Start of AVAILABLE RECORDS

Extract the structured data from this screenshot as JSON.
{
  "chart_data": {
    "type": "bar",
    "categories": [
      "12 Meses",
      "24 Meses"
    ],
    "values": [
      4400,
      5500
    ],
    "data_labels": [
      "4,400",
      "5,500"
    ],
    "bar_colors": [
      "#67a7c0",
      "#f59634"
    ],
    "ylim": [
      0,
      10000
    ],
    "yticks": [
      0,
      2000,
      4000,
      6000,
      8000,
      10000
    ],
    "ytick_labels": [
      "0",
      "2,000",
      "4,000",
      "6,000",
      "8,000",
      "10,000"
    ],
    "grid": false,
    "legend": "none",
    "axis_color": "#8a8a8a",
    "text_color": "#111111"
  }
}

End of AVAILABLE RECORDS

**WHAT THE TASK REQUIRES**
Retype every record above exactly as it appears.

**FULL SOLUTION**
Extract the structured data from this screenshot as JSON.
{
  "chart_data": {
    "type": "bar",
    "categories": [
      "12 Meses",
      "24 Meses"
    ],
    "values": [
      4400,
      5500
    ],
    "data_labels": [
      "4,400",
      "5,500"
    ],
    "bar_colors": [
      "#67a7c0",
      "#f59634"
    ],
    "ylim": [
      0,
      10000
    ],
    "yticks": [
      0,
      2000,
      4000,
      6000,
      8000,
      10000
    ],
    "ytick_labels": [
      "0",
      "2,000",
      "4,000",
      "6,000",
      "8,000",
      "10,000"
    ],
    "grid": false,
    "legend": "none",
    "axis_color": "#8a8a8a",
    "text_color": "#111111"
  }
}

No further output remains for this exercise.